DATA ROWS:
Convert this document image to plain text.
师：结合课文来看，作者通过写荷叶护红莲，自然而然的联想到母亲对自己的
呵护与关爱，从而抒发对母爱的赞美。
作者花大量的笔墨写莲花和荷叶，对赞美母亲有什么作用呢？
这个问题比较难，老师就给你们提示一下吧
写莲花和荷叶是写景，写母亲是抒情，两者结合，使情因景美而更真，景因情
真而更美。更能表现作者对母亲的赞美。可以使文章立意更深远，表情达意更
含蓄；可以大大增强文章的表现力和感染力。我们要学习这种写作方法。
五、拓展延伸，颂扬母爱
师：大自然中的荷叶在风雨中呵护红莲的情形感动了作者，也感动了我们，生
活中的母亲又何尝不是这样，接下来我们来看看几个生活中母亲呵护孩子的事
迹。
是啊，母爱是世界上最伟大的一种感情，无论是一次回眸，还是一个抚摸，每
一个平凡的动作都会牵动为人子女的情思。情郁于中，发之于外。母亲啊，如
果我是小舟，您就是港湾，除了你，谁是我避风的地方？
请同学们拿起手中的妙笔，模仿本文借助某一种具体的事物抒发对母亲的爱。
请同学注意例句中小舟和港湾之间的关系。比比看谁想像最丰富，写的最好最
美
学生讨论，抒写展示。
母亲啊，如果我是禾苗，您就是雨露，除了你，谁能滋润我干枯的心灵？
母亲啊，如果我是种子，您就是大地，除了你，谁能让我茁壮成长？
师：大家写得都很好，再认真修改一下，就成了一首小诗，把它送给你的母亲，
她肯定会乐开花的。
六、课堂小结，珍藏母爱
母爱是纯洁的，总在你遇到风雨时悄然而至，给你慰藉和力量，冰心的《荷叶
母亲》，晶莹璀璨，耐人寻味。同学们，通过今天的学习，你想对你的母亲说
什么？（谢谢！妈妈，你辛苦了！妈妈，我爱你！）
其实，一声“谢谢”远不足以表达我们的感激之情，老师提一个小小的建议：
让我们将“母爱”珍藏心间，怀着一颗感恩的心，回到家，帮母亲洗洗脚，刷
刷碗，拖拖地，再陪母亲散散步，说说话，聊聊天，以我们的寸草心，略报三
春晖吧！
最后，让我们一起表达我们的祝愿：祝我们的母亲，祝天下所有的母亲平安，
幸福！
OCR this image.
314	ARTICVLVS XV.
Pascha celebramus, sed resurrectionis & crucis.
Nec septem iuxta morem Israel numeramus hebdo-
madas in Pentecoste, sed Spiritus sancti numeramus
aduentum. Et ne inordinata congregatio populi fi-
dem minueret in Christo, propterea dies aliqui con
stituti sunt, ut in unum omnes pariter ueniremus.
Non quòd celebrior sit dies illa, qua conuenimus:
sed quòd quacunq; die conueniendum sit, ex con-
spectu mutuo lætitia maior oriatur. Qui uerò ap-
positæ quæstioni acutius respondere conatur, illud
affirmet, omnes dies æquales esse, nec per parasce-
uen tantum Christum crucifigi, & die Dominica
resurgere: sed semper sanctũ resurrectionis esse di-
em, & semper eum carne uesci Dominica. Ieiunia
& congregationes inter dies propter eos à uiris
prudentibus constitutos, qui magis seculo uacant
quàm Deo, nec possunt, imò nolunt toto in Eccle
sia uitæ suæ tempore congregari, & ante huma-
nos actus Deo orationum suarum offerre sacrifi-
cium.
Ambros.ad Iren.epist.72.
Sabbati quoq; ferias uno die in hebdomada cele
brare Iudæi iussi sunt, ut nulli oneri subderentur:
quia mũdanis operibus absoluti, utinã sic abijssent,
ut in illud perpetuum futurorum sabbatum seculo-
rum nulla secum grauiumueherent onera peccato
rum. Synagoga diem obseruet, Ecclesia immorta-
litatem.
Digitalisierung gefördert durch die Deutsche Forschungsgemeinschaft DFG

TASK PROMPT: All the entries above need to be reproduced exactly.

TASK OUTPUT:
Convert this document image to plain text.
师：结合课文来看，作者通过写荷叶护红莲，自然而然的联想到母亲对自己的
呵护与关爱，从而抒发对母爱的赞美。
作者花大量的笔墨写莲花和荷叶，对赞美母亲有什么作用呢？
这个问题比较难，老师就给你们提示一下吧
写莲花和荷叶是写景，写母亲是抒情，两者结合，使情因景美而更真，景因情
真而更美。更能表现作者对母亲的赞美。可以使文章立意更深远，表情达意更
含蓄；可以大大增强文章的表现力和感染力。我们要学习这种写作方法。
五、拓展延伸，颂扬母爱
师：大自然中的荷叶在风雨中呵护红莲的情形感动了作者，也感动了我们，生
活中的母亲又何尝不是这样，接下来我们来看看几个生活中母亲呵护孩子的事
迹。
是啊，母爱是世界上最伟大的一种感情，无论是一次回眸，还是一个抚摸，每
一个平凡的动作都会牵动为人子女的情思。情郁于中，发之于外。母亲啊，如
果我是小舟，您就是港湾，除了你，谁是我避风的地方？
请同学们拿起手中的妙笔，模仿本文借助某一种具体的事物抒发对母亲的爱。
请同学注意例句中小舟和港湾之间的关系。比比看谁想像最丰富，写的最好最
美
学生讨论，抒写展示。
母亲啊，如果我是禾苗，您就是雨露，除了你，谁能滋润我干枯的心灵？
母亲啊，如果我是种子，您就是大地，除了你，谁能让我茁壮成长？
师：大家写得都很好，再认真修改一下，就成了一首小诗，把它送给你的母亲，
她肯定会乐开花的。
六、课堂小结，珍藏母爱
母爱是纯洁的，总在你遇到风雨时悄然而至，给你慰藉和力量，冰心的《荷叶
母亲》，晶莹璀璨，耐人寻味。同学们，通过今天的学习，你想对你的母亲说
什么？（谢谢！妈妈，你辛苦了！妈妈，我爱你！）
其实，一声“谢谢”远不足以表达我们的感激之情，老师提一个小小的建议：
让我们将“母爱”珍藏心间，怀着一颗感恩的心，回到家，帮母亲洗洗脚，刷
刷碗，拖拖地，再陪母亲散散步，说说话，聊聊天，以我们的寸草心，略报三
春晖吧！
最后，让我们一起表达我们的祝愿：祝我们的母亲，祝天下所有的母亲平安，
幸福！
OCR this image.
314	ARTICVLVS XV.
Pascha celebramus, sed resurrectionis & crucis.
Nec septem iuxta morem Israel numeramus hebdo-
madas in Pentecoste, sed Spiritus sancti numeramus
aduentum. Et ne inordinata congregatio populi fi-
dem minueret in Christo, propterea dies aliqui con
stituti sunt, ut in unum omnes pariter ueniremus.
Non quòd celebrior sit dies illa, qua conuenimus:
sed quòd quacunq; die conueniendum sit, ex con-
spectu mutuo lætitia maior oriatur. Qui uerò ap-
positæ quæstioni acutius respondere conatur, illud
affirmet, omnes dies æquales esse, nec per parasce-
uen tantum Christum crucifigi, & die Dominica
resurgere: sed semper sanctũ resurrectionis esse di-
em, & semper eum carne uesci Dominica. Ieiunia
& congregationes inter dies propter eos à uiris
prudentibus constitutos, qui magis seculo uacant
quàm Deo, nec possunt, imò nolunt toto in Eccle
sia uitæ suæ tempore congregari, & ante huma-
nos actus Deo orationum suarum offerre sacrifi-
cium.
Ambros.ad Iren.epist.72.
Sabbati quoq; ferias uno die in hebdomada cele
brare Iudæi iussi sunt, ut nulli oneri subderentur:
quia mũdanis operibus absoluti, utinã sic abijssent,
ut in illud perpetuum futurorum sabbatum seculo-
rum nulla secum grauiumueherent onera peccato
rum. Synagoga diem obseruet, Ecclesia immorta-
litatem.
Digitalisierung gefördert durch die Deutsche Forschungsgemeinschaft DFG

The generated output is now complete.